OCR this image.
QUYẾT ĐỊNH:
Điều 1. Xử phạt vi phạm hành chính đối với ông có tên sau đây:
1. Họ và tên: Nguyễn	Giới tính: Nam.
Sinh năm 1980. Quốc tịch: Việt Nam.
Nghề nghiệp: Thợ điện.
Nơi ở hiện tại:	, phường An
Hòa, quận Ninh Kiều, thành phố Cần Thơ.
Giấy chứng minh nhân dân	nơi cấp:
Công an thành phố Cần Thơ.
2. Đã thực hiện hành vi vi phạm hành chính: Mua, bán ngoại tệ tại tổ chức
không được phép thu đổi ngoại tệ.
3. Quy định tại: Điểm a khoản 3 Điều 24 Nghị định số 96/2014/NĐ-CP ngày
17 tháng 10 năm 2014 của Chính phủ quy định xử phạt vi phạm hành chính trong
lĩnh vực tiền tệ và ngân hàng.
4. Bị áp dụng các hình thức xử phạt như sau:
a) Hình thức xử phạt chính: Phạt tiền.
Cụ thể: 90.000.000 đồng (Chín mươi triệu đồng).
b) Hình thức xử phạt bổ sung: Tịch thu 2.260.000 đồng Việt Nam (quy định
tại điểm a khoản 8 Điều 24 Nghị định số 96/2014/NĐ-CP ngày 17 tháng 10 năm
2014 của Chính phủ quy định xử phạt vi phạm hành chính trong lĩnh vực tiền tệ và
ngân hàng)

■ TASK DESCRIPTION
Of all the lines above, how many contain "hàng"? Give the number and nothing more.

■ COMPLETE ANSWER
2